• **WRITTEN EXERCISE**
Your task is to extract every entry that follows word for word while excluding the pictures.

• **RECORDS SUPPLIED**
◆ ◆ ◆ ◆ ◆

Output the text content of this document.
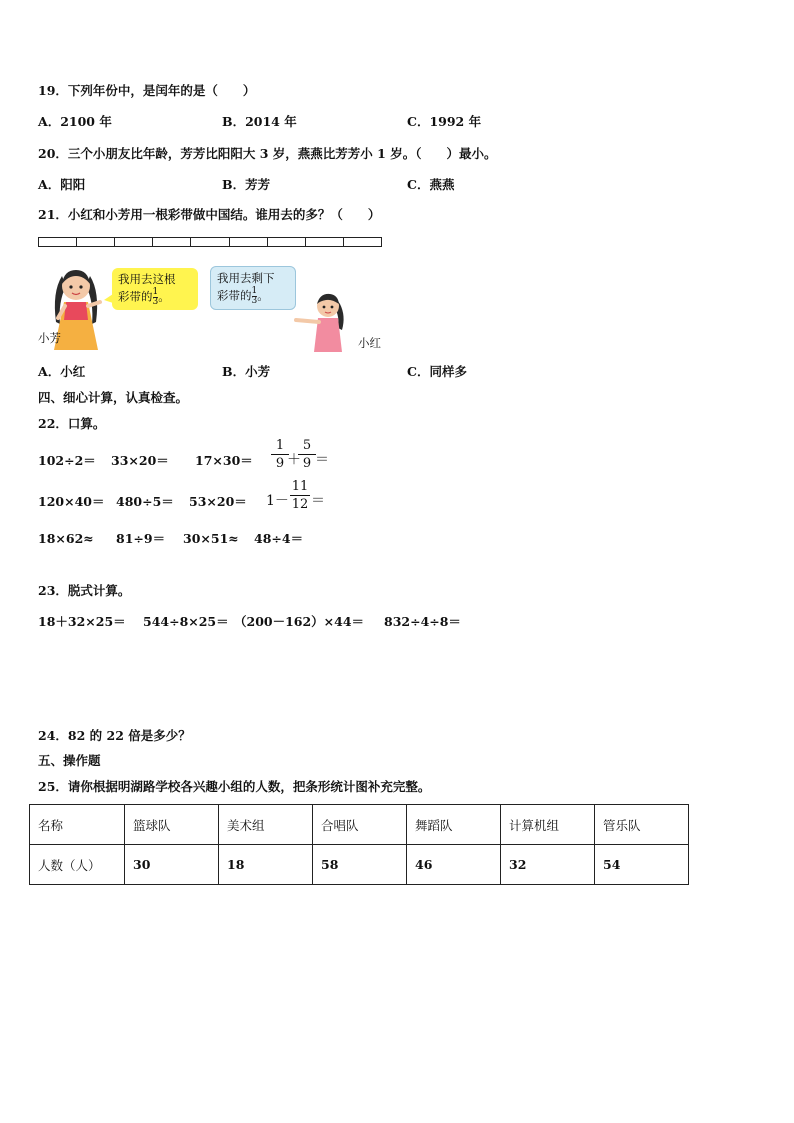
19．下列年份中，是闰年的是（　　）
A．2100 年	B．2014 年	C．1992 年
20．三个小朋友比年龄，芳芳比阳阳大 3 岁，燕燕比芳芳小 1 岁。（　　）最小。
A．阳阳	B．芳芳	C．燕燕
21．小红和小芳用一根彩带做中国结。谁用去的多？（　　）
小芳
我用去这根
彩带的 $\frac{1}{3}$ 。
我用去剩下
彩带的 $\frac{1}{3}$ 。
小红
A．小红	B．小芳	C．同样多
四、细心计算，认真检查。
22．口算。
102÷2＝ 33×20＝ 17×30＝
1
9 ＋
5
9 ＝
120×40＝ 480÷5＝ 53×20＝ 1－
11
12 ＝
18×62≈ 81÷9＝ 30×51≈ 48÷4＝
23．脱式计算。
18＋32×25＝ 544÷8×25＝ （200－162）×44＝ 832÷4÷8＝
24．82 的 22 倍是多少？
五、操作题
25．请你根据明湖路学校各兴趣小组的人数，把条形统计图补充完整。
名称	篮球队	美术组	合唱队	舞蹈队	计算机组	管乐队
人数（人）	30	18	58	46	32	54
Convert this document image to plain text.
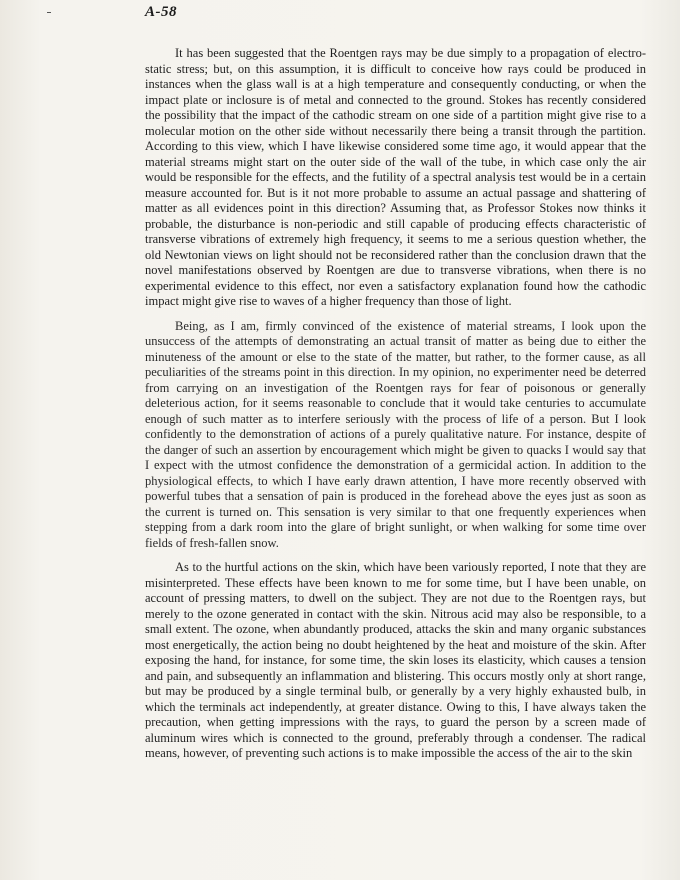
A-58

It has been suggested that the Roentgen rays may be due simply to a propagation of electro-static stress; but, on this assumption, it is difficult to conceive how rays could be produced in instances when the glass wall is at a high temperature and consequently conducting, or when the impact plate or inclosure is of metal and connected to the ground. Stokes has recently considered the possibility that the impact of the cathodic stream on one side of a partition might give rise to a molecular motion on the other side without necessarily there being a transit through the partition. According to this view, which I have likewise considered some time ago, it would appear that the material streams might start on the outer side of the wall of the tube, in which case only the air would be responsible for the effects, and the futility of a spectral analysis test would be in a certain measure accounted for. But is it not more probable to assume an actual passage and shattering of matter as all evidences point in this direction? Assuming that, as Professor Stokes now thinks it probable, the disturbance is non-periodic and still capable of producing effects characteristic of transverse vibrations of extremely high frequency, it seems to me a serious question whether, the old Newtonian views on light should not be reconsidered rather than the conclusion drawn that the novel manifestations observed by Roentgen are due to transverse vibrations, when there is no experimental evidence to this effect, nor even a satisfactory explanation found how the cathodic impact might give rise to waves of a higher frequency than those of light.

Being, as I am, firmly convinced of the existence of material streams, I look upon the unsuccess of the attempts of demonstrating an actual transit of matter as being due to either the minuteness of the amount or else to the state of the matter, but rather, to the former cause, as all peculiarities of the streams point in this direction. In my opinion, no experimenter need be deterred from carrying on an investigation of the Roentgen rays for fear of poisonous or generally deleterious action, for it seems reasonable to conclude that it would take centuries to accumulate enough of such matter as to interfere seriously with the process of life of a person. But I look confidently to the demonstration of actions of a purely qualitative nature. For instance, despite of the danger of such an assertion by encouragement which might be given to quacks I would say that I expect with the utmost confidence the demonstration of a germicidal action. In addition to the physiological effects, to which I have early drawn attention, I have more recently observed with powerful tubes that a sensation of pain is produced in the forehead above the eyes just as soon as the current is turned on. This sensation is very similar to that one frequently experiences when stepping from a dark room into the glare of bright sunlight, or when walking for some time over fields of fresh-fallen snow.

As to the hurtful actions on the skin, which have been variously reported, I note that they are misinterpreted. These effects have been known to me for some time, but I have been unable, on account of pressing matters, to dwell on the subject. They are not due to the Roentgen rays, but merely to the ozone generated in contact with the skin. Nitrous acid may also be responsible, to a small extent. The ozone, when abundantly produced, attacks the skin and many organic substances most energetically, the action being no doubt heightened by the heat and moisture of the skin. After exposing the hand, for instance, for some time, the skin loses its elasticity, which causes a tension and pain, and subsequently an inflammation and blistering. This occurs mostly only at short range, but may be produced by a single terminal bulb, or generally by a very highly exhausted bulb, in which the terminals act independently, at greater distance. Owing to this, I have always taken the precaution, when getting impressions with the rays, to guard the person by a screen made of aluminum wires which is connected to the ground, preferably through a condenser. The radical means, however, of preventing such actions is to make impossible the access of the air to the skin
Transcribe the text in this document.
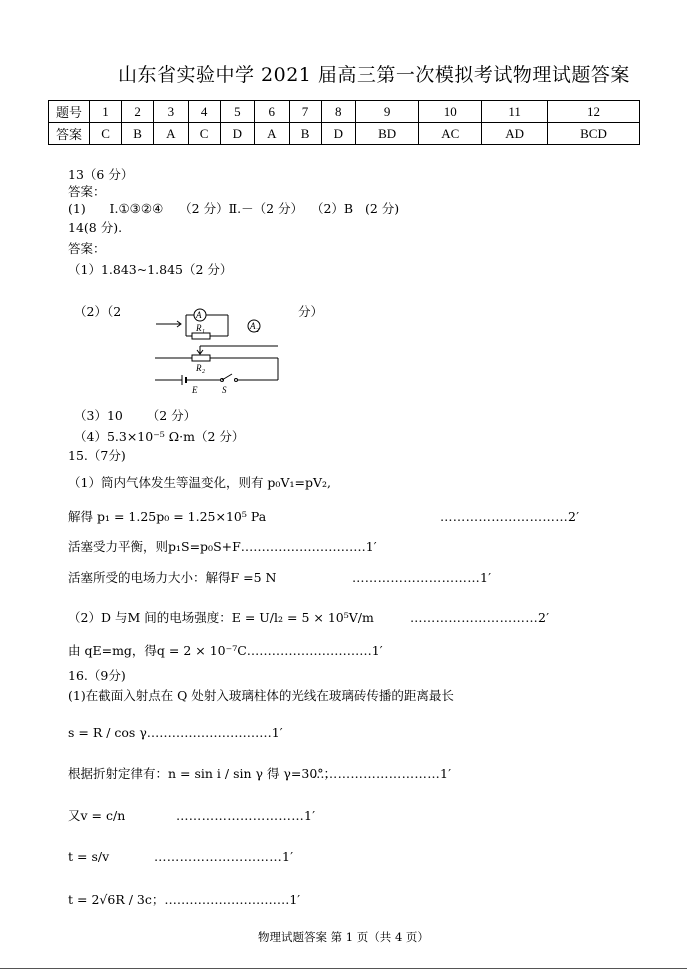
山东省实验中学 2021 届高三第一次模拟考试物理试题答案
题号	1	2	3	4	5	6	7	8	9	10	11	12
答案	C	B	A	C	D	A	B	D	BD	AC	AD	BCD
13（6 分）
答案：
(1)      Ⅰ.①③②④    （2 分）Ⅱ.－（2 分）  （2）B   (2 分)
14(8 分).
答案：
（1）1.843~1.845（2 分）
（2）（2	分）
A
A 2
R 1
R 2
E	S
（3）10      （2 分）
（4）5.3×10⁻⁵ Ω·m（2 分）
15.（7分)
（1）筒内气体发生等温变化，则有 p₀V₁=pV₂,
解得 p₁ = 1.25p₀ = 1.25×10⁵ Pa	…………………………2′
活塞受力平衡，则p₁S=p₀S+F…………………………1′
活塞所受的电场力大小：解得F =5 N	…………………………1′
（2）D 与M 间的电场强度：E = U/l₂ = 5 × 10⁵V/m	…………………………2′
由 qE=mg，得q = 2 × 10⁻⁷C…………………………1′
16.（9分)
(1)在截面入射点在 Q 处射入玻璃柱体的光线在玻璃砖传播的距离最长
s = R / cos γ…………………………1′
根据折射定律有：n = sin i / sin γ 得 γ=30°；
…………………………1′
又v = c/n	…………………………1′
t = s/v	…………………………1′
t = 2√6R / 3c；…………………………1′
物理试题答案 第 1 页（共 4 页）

◆ ◆ ◆ ◆ ◆

• **OUTPUT FOR THIS EXERCISE**
Output the text content of this document.
19．下列年份中，是闰年的是（　　）
A．2100 年	B．2014 年	C．1992 年
20．三个小朋友比年龄，芳芳比阳阳大 3 岁，燕燕比芳芳小 1 岁。（　　）最小。
A．阳阳	B．芳芳	C．燕燕
21．小红和小芳用一根彩带做中国结。谁用去的多？（　　）
小芳
我用去这根
彩带的 $\frac{1}{3}$ 。
我用去剩下
彩带的 $\frac{1}{3}$ 。
小红
A．小红	B．小芳	C．同样多
四、细心计算，认真检查。
22．口算。
102÷2＝ 33×20＝ 17×30＝
1
9 ＋
5
9 ＝
120×40＝ 480÷5＝ 53×20＝ 1－
11
12 ＝
18×62≈ 81÷9＝ 30×51≈ 48÷4＝
23．脱式计算。
18＋32×25＝ 544÷8×25＝ （200－162）×44＝ 832÷4÷8＝
24．82 的 22 倍是多少？
五、操作题
25．请你根据明湖路学校各兴趣小组的人数，把条形统计图补充完整。
名称	篮球队	美术组	合唱队	舞蹈队	计算机组	管乐队
人数（人）	30	18	58	46	32	54
Convert this document image to plain text.
A-58

It has been suggested that the Roentgen rays may be due simply to a propagation of electro-static stress; but, on this assumption, it is difficult to conceive how rays could be produced in instances when the glass wall is at a high temperature and consequently conducting, or when the impact plate or inclosure is of metal and connected to the ground. Stokes has recently considered the possibility that the impact of the cathodic stream on one side of a partition might give rise to a molecular motion on the other side without necessarily there being a transit through the partition. According to this view, which I have likewise considered some time ago, it would appear that the material streams might start on the outer side of the wall of the tube, in which case only the air would be responsible for the effects, and the futility of a spectral analysis test would be in a certain measure accounted for. But is it not more probable to assume an actual passage and shattering of matter as all evidences point in this direction? Assuming that, as Professor Stokes now thinks it probable, the disturbance is non-periodic and still capable of producing effects characteristic of transverse vibrations of extremely high frequency, it seems to me a serious question whether, the old Newtonian views on light should not be reconsidered rather than the conclusion drawn that the novel manifestations observed by Roentgen are due to transverse vibrations, when there is no experimental evidence to this effect, nor even a satisfactory explanation found how the cathodic impact might give rise to waves of a higher frequency than those of light.

Being, as I am, firmly convinced of the existence of material streams, I look upon the unsuccess of the attempts of demonstrating an actual transit of matter as being due to either the minuteness of the amount or else to the state of the matter, but rather, to the former cause, as all peculiarities of the streams point in this direction. In my opinion, no experimenter need be deterred from carrying on an investigation of the Roentgen rays for fear of poisonous or generally deleterious action, for it seems reasonable to conclude that it would take centuries to accumulate enough of such matter as to interfere seriously with the process of life of a person. But I look confidently to the demonstration of actions of a purely qualitative nature. For instance, despite of the danger of such an assertion by encouragement which might be given to quacks I would say that I expect with the utmost confidence the demonstration of a germicidal action. In addition to the physiological effects, to which I have early drawn attention, I have more recently observed with powerful tubes that a sensation of pain is produced in the forehead above the eyes just as soon as the current is turned on. This sensation is very similar to that one frequently experiences when stepping from a dark room into the glare of bright sunlight, or when walking for some time over fields of fresh-fallen snow.

As to the hurtful actions on the skin, which have been variously reported, I note that they are misinterpreted. These effects have been known to me for some time, but I have been unable, on account of pressing matters, to dwell on the subject. They are not due to the Roentgen rays, but merely to the ozone generated in contact with the skin. Nitrous acid may also be responsible, to a small extent. The ozone, when abundantly produced, attacks the skin and many organic substances most energetically, the action being no doubt heightened by the heat and moisture of the skin. After exposing the hand, for instance, for some time, the skin loses its elasticity, which causes a tension and pain, and subsequently an inflammation and blistering. This occurs mostly only at short range, but may be produced by a single terminal bulb, or generally by a very highly exhausted bulb, in which the terminals act independently, at greater distance. Owing to this, I have always taken the precaution, when getting impressions with the rays, to guard the person by a screen made of aluminum wires which is connected to the ground, preferably through a condenser. The radical means, however, of preventing such actions is to make impossible the access of the air to the skin
Transcribe the text in this document.
山东省实验中学 2021 届高三第一次模拟考试物理试题答案
题号	1	2	3	4	5	6	7	8	9	10	11	12
答案	C	B	A	C	D	A	B	D	BD	AC	AD	BCD
13（6 分）
答案：
(1)      Ⅰ.①③②④    （2 分）Ⅱ.－（2 分）  （2）B   (2 分)
14(8 分).
答案：
（1）1.843~1.845（2 分）
（2）（2	分）
A
A 2
R 1
R 2
E	S
（3）10      （2 分）
（4）5.3×10⁻⁵ Ω·m（2 分）
15.（7分)
（1）筒内气体发生等温变化，则有 p₀V₁=pV₂,
解得 p₁ = 1.25p₀ = 1.25×10⁵ Pa	…………………………2′
活塞受力平衡，则p₁S=p₀S+F…………………………1′
活塞所受的电场力大小：解得F =5 N	…………………………1′
（2）D 与M 间的电场强度：E = U/l₂ = 5 × 10⁵V/m	…………………………2′
由 qE=mg，得q = 2 × 10⁻⁷C…………………………1′
16.（9分)
(1)在截面入射点在 Q 处射入玻璃柱体的光线在玻璃砖传播的距离最长
s = R / cos γ…………………………1′
根据折射定律有：n = sin i / sin γ 得 γ=30°；
…………………………1′
又v = c/n	…………………………1′
t = s/v	…………………………1′
t = 2√6R / 3c；…………………………1′
物理试题答案 第 1 页（共 4 页）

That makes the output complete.